▶ **Set task**
Wherever "uchun" appears in a line, copy that line.

Saved entries:
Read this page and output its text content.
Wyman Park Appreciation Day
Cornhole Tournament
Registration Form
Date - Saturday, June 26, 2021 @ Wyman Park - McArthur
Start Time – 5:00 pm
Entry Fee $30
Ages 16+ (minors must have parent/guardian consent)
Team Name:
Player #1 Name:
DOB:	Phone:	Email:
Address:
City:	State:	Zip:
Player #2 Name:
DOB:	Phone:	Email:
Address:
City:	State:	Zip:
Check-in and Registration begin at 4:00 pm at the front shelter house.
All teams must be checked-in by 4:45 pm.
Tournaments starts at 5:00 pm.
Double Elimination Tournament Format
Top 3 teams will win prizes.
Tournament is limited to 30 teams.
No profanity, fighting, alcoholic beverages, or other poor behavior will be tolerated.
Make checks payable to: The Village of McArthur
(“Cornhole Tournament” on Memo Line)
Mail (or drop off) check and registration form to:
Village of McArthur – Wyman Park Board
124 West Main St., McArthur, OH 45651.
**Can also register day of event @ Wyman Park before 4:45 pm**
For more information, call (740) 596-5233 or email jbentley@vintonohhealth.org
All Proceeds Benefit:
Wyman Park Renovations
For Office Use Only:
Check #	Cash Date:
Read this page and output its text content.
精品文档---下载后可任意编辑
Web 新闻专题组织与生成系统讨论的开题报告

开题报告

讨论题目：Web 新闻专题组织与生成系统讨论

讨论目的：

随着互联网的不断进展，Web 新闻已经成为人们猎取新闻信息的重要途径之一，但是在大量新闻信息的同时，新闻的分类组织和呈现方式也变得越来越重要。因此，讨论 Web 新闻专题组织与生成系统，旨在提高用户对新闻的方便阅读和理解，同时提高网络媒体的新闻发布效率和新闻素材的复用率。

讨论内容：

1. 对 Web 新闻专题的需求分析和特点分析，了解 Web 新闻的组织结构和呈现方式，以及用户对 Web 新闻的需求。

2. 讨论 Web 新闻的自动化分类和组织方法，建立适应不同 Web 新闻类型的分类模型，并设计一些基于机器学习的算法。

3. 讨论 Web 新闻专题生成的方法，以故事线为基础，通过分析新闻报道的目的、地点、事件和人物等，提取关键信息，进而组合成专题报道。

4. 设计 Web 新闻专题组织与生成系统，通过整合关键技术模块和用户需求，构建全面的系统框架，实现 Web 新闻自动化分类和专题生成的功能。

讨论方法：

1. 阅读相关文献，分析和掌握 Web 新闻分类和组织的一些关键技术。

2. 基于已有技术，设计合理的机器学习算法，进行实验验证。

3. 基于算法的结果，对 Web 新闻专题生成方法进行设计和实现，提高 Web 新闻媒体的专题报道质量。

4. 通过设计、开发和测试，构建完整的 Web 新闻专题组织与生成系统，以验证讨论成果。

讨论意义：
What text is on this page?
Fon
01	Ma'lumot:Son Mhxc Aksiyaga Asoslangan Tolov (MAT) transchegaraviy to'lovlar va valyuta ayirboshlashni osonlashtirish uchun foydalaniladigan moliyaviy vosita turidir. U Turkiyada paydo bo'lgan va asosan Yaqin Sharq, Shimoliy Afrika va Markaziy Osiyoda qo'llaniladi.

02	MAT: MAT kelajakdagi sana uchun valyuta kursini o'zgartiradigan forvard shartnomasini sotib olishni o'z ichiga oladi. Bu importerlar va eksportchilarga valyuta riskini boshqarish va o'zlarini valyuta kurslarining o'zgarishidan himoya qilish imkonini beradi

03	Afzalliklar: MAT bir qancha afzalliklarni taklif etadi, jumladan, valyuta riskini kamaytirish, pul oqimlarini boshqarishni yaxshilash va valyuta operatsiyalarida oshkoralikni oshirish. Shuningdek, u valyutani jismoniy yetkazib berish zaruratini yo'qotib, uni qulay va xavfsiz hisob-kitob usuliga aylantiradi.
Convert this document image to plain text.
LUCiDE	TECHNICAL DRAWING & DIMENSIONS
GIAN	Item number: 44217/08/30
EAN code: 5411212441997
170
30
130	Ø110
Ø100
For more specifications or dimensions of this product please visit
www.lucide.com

▶ **Task output**
01	Ma'lumot:Son Mhxc Aksiyaga Asoslangan Tolov (MAT) transchegaraviy to'lovlar va valyuta ayirboshlashni osonlashtirish uchun foydalaniladigan moliyaviy vosita turidir. U Turkiyada paydo bo'lgan va asosan Yaqin Sharq, Shimoliy Afrika va Markaziy Osiyoda qo'llaniladi.
02	MAT: MAT kelajakdagi sana uchun valyuta kursini o'zgartiradigan forvard shartnomasini sotib olishni o'z ichiga oladi. Bu importerlar va eksportchilarga valyuta riskini boshqarish va o'zlarini valyuta kurslarining o'zgarishidan himoya qilish imkonini beradi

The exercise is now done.